▶ _EXERCISE_:
Scan the data. Collect each line that contains the word "остановки".

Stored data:
-----

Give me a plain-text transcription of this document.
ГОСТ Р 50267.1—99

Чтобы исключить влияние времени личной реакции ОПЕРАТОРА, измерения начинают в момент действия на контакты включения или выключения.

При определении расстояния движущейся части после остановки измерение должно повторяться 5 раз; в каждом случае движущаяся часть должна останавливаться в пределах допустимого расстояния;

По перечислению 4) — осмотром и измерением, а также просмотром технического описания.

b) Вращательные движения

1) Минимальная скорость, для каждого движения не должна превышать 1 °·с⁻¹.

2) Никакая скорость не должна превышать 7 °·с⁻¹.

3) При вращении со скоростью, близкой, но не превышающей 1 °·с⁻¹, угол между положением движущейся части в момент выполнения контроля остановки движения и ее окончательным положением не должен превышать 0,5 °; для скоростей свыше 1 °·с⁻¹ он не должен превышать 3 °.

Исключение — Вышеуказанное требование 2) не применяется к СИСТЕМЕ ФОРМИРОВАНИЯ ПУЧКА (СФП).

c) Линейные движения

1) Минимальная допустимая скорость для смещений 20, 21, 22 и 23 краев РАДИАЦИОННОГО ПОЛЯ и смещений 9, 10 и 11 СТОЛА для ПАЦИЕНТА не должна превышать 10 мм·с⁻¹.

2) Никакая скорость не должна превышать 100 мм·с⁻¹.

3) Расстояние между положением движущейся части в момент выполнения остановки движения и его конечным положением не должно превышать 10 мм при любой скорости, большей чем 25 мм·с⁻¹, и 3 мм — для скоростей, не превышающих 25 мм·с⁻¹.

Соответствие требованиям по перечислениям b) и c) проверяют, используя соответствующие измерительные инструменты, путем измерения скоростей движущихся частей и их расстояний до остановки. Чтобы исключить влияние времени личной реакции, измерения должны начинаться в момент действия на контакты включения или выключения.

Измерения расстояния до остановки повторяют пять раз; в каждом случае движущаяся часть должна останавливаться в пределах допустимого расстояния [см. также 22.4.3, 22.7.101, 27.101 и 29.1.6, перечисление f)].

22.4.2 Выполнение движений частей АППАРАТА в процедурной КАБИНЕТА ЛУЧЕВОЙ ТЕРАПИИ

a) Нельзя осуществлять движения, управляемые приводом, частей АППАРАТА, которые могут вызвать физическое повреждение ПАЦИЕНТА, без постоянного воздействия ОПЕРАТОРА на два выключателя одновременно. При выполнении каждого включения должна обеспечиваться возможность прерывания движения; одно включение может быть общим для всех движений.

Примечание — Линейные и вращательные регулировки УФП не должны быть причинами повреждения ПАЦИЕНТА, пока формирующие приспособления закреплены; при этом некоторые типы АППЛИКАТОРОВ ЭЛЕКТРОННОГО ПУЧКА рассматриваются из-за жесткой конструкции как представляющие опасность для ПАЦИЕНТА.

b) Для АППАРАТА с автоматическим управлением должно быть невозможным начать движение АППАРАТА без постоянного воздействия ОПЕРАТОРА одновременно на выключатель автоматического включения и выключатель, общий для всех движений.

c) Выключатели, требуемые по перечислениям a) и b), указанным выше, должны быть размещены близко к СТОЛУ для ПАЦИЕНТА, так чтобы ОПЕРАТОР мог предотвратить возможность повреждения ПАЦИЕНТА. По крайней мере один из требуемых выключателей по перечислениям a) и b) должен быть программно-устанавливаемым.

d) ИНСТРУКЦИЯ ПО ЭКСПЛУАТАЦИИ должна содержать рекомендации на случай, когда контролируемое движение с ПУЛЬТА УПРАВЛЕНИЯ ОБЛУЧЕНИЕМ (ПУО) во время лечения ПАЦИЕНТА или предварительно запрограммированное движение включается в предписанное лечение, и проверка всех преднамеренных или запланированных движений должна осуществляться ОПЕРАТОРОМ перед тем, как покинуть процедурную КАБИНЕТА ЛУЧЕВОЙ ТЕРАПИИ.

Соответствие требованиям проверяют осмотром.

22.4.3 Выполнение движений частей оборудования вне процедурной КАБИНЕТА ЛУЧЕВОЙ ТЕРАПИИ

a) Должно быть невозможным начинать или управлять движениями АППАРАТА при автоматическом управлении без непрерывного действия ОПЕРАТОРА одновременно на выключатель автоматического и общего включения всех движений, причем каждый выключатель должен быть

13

-----

▶ _RESULT OF THIS EXERCISE_:
При определении расстояния движущейся части после остановки измерение должно повторяться 5 раз; в каждом случае движущаяся часть должна останавливаться в пределах допустимого расстояния;
3) При вращении со скоростью, близкой, но не превышающей 1 °·с⁻¹, угол между положением движущейся части в момент выполнения контроля остановки движения и ее окончательным положением не должен превышать 0,5 °; для скоростей свыше 1 °·с⁻¹ он не должен превышать 3 °.
3) Расстояние между положением движущейся части в момент выполнения остановки движения и его конечным положением не должно превышать 10 мм при любой скорости, большей чем 25 мм·с⁻¹, и 3 мм — для скоростей, не превышающих 25 мм·с⁻¹.
Соответствие требованиям по перечислениям b) и c) проверяют, используя соответствующие измерительные инструменты, путем измерения скоростей движущихся частей и их расстояний до остановки. Чтобы исключить влияние времени личной реакции, измерения должны начинаться в момент действия на контакты включения или выключения.
Измерения расстояния до остановки повторяют пять раз; в каждом случае движущаяся часть должна останавливаться в пределах допустимого расстояния [см. также 22.4.3, 22.7.101, 27.101 и 29.1.6, перечисление f)].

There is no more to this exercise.